Tally the lines in the listing below that include "comunicación". Answer with the count and nothing more.

— BEGIN Record set —

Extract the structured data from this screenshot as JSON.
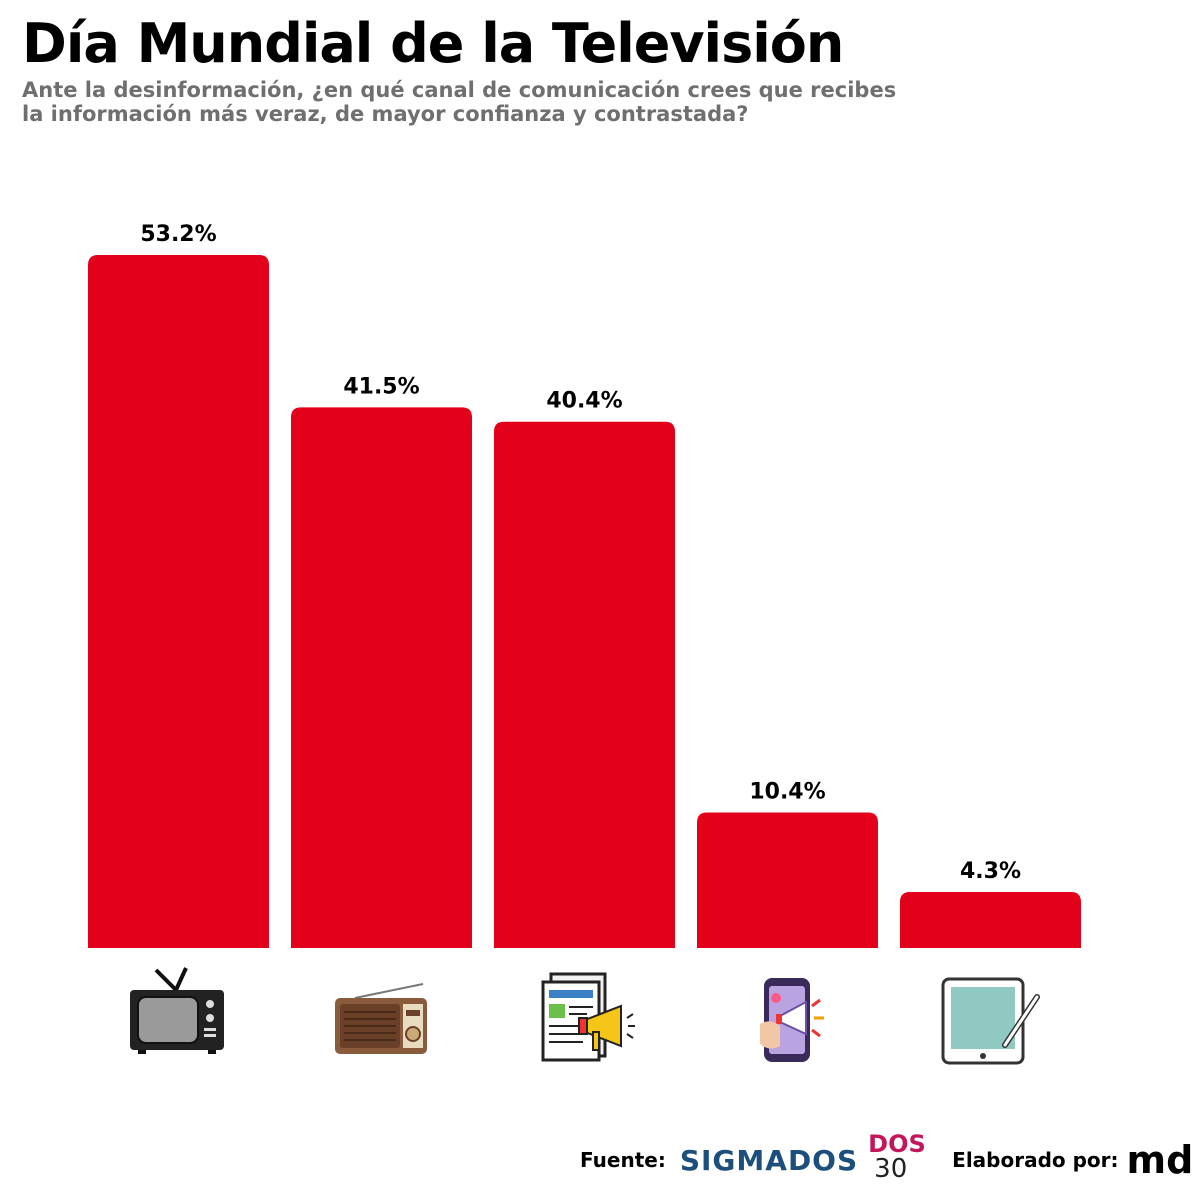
{
  "header": {
    "title": "Día Mundial de la Televisión",
    "subtitle_line1": "Ante la desinformación, ¿en qué canal de comunicación crees que recibes",
    "subtitle_line2": "la información más veraz, de mayor confianza y contrastada?"
  },
  "chart_data": {
    "type": "bar",
    "title": "Día Mundial de la Televisión",
    "subtitle": "Ante la desinformación, ¿en qué canal de comunicación crees que recibes la información más veraz, de mayor confianza y contrastada?",
    "xlabel": "",
    "ylabel": "",
    "ylim": [
      0,
      53.2
    ],
    "grid": false,
    "legend": "none",
    "bar_color": "#E2001A",
    "categories": [
      "tv-icon",
      "radio-icon",
      "newspaper-icon",
      "social-media-phone-icon",
      "tablet-icon"
    ],
    "values": [
      53.2,
      41.5,
      40.4,
      10.4,
      4.3
    ],
    "value_labels": [
      "53.2%",
      "41.5%",
      "40.4%",
      "10.4%",
      "4.3%"
    ]
  },
  "footer": {
    "source_label": "Fuente:",
    "source_name": "SIGMADOS",
    "dos_label": "DOS",
    "thirty_label": "30",
    "made_by_label": "Elaborado por:",
    "md_logo": "md"
  },
  "colors": {
    "bar": "#E2001A",
    "subtitle": "#6f6f6f",
    "sigmados": "#1d4f7c",
    "dos": "#c4165a"
  }
}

— END Record set —

### Worked solution
2